● **Task brief**: Place each line of the material, from its first line through the line holding "legend-box — [1629, 40, 1973, 86]" inclusive, into a Markdown table with the columns No. and Text, numbering the rows and omitting blank lines.

● **Stored records**:
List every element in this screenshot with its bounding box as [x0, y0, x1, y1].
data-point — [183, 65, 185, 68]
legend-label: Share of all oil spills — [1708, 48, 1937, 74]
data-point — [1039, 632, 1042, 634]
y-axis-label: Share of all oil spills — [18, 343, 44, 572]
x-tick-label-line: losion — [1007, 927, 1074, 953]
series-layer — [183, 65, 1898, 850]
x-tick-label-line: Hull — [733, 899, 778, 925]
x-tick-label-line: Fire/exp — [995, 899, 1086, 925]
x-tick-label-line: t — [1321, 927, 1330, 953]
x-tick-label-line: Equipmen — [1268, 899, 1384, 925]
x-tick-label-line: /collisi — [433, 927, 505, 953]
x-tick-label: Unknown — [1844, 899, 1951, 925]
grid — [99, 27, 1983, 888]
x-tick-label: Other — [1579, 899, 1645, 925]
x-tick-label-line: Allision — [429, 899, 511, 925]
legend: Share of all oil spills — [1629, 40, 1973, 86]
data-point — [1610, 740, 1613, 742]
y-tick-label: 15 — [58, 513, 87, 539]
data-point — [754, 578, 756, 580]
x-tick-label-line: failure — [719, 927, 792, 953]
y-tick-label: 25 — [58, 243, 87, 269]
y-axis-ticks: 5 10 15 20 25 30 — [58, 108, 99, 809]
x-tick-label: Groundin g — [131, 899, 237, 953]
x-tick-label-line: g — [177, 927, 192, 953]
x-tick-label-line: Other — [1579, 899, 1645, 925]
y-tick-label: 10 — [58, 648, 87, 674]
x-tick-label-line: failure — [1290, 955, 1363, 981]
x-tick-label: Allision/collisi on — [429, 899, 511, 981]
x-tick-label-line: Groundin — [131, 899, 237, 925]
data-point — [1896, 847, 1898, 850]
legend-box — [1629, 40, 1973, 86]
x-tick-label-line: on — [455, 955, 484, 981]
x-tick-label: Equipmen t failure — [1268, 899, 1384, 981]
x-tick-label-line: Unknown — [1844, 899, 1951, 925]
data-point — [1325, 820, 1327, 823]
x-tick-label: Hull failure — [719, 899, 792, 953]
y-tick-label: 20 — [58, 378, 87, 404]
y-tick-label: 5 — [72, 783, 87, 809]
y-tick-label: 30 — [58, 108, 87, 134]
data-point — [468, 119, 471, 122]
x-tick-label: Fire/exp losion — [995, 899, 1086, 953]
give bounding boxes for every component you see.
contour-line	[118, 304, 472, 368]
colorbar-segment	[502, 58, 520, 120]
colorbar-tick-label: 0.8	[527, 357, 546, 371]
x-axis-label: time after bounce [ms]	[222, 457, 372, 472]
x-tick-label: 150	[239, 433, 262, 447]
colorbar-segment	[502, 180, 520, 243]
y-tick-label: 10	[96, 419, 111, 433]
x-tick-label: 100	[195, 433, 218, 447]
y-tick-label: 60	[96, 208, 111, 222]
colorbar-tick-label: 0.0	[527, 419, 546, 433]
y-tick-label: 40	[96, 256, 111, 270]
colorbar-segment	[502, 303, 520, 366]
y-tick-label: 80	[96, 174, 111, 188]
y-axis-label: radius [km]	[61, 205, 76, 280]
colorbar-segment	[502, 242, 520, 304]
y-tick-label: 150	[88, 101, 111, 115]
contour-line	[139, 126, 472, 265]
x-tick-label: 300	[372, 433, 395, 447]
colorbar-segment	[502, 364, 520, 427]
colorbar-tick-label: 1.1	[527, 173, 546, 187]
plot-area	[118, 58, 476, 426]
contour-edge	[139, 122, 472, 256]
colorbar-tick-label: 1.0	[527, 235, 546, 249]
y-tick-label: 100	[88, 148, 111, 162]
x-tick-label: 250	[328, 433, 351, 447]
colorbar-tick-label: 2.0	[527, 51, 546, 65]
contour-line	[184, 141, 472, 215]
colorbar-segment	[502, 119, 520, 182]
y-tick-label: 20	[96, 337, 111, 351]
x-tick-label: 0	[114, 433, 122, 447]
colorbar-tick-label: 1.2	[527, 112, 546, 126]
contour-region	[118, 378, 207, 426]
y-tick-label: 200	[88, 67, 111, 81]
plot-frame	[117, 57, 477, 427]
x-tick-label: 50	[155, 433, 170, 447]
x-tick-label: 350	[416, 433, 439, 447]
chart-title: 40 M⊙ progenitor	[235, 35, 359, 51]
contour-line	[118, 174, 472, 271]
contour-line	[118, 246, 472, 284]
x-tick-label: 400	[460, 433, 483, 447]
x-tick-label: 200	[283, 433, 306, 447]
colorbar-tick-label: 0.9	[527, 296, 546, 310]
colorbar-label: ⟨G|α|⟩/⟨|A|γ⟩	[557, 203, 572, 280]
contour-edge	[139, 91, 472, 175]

● **Complete output**:
| No. | Text |
|---|---|
| 1 | List every element in this screenshot with its bounding box as [x0, y0, x1, y1]. |
| 2 | data-point — [183, 65, 185, 68] |
| 3 | legend-label: Share of all oil spills — [1708, 48, 1937, 74] |
| 4 | data-point — [1039, 632, 1042, 634] |
| 5 | y-axis-label: Share of all oil spills — [18, 343, 44, 572] |
| 6 | x-tick-label-line: losion — [1007, 927, 1074, 953] |
| 7 | series-layer — [183, 65, 1898, 850] |
| 8 | x-tick-label-line: Hull — [733, 899, 778, 925] |
| 9 | x-tick-label-line: Fire/exp — [995, 899, 1086, 925] |
| 10 | x-tick-label-line: t — [1321, 927, 1330, 953] |
| 11 | x-tick-label-line: Equipmen — [1268, 899, 1384, 925] |
| 12 | x-tick-label-line: /collisi — [433, 927, 505, 953] |
| 13 | x-tick-label: Unknown — [1844, 899, 1951, 925] |
| 14 | grid — [99, 27, 1983, 888] |
| 15 | x-tick-label: Other — [1579, 899, 1645, 925] |
| 16 | x-tick-label-line: Allision — [429, 899, 511, 925] |
| 17 | legend: Share of all oil spills — [1629, 40, 1973, 86] |
| 18 | data-point — [1610, 740, 1613, 742] |
| 19 | y-tick-label: 15 — [58, 513, 87, 539] |
| 20 | data-point — [754, 578, 756, 580] |
| 21 | x-tick-label-line: failure — [719, 927, 792, 953] |
| 22 | y-tick-label: 25 — [58, 243, 87, 269] |
| 23 | y-axis-ticks: 5 10 15 20 25 30 — [58, 108, 99, 809] |
| 24 | x-tick-label: Groundin g — [131, 899, 237, 953] |
| 25 | x-tick-label-line: g — [177, 927, 192, 953] |
| 26 | x-tick-label-line: Other — [1579, 899, 1645, 925] |
| 27 | y-tick-label: 10 — [58, 648, 87, 674] |
| 28 | x-tick-label-line: failure — [1290, 955, 1363, 981] |
| 29 | x-tick-label: Allision/collisi on — [429, 899, 511, 981] |
| 30 | x-tick-label-line: Groundin — [131, 899, 237, 925] |
| 31 | data-point — [1896, 847, 1898, 850] |
| 32 | legend-box — [1629, 40, 1973, 86] |